▸ **Exercise aim**
Repeat word for word the part of the article on the move of Emancipation's production that begins with the words "The announcement is" and stops after "regressive voting measures.".

▸ **Reading passage**
---
Will Smith and Antoine Fuqua's Emancipation will no longer film in Georgia following voting restrictions
For reasons that should become quite clear once the details of the project are explained below, Will Smith and director Antoine Fuqua have moved production of their upcoming film, Emancipation. The project had originally been slated to film in Georgia, but following the recent signing into law of restrictive voting-law initiatives by Republican Governor Brian Kemp, the movie’s production has been relocated to Louisiana.
The announcement is only the latest in a series of actions taken in response to the recent actions by Georgia lawmakers. As we’ve previously noted, the new law is one of the most sweeping of the Republican party’s recent efforts to make American elections more “fair,”—i.e., easier for them to win—by making it harder for the majority of people, and especially Black people, to vote. (Yes, this is the law that includes making it a crime to hand out food and water to people waiting in line to vote. Its defenders say that protects “election integrity,” which is a funny way of spelling “Jim Crow-era disenfranchisement.”) So, following in the footsteps of Major League Baseball’s decision to move the All-Star game out of Atlanta, the Smith film is uprooting its planned shoot in protest of these regressive voting measures.
---
▸ **Data records**

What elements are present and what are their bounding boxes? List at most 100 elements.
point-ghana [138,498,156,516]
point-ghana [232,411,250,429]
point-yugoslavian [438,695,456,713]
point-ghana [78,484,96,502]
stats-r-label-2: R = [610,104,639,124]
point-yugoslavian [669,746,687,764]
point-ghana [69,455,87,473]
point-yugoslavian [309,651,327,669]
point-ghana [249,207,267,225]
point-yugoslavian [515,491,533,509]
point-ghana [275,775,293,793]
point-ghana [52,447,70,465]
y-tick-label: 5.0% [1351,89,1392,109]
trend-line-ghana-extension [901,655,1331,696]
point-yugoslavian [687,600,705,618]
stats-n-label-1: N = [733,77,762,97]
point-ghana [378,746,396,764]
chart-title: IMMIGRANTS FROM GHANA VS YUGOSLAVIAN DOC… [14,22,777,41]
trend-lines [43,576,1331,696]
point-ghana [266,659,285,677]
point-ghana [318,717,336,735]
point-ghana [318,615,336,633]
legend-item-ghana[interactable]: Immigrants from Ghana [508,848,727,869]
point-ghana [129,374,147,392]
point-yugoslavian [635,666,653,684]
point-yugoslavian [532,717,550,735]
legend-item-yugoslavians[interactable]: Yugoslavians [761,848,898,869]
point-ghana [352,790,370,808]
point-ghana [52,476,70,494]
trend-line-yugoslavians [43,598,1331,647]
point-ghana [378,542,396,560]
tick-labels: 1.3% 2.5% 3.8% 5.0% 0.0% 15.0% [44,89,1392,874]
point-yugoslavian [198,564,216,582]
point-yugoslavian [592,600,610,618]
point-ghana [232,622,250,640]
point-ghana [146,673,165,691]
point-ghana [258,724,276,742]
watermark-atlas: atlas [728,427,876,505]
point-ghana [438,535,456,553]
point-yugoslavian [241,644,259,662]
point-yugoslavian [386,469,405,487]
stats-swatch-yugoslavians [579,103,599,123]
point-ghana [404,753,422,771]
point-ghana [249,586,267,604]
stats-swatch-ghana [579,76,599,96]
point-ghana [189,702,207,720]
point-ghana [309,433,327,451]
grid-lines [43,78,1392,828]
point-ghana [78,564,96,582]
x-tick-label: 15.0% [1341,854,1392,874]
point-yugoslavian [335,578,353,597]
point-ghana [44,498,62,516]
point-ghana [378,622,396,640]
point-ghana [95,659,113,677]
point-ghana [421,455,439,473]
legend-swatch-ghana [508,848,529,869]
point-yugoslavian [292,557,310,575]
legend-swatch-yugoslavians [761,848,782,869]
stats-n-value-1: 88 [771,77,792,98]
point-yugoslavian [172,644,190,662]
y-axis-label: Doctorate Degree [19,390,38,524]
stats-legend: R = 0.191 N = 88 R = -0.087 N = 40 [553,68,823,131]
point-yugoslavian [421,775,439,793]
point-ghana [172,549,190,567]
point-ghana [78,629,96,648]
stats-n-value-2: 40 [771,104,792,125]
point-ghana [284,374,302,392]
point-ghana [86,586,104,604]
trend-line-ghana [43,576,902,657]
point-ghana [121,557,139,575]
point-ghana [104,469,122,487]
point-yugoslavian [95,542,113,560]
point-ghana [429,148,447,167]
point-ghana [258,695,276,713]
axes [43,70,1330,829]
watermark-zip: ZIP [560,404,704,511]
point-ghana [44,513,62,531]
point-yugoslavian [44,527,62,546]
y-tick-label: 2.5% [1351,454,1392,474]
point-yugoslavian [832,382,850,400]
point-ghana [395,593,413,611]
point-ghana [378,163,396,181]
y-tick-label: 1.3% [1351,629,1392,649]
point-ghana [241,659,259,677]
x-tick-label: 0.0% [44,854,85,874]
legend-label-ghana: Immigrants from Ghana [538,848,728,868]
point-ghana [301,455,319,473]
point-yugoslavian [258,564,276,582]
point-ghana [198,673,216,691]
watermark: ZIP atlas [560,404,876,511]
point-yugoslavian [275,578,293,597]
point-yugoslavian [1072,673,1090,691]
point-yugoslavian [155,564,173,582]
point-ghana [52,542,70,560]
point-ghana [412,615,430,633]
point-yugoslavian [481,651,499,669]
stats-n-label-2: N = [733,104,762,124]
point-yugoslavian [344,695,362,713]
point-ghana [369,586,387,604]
---
▸ **Response area**
The announcement is only the latest in a series of actions taken in response to the recent actions by Georgia lawmakers. As we’ve previously noted, the new law is one of the most sweeping of the Republican party’s recent efforts to make American elections more “fair,”—i.e., easier for them to win—by making it harder for the majority of people, and especially Black people, to vote. (Yes, this is the law that includes making it a crime to hand out food and water to people waiting in line to vote. Its defenders say that protects “election integrity,” which is a funny way of spelling “Jim Crow-era disenfranchisement.”) So, following in the footsteps of Major League Baseball’s decision to move the All-Star game out of Atlanta, the Smith film is uprooting its planned shoot in protest of these regressive voting measures.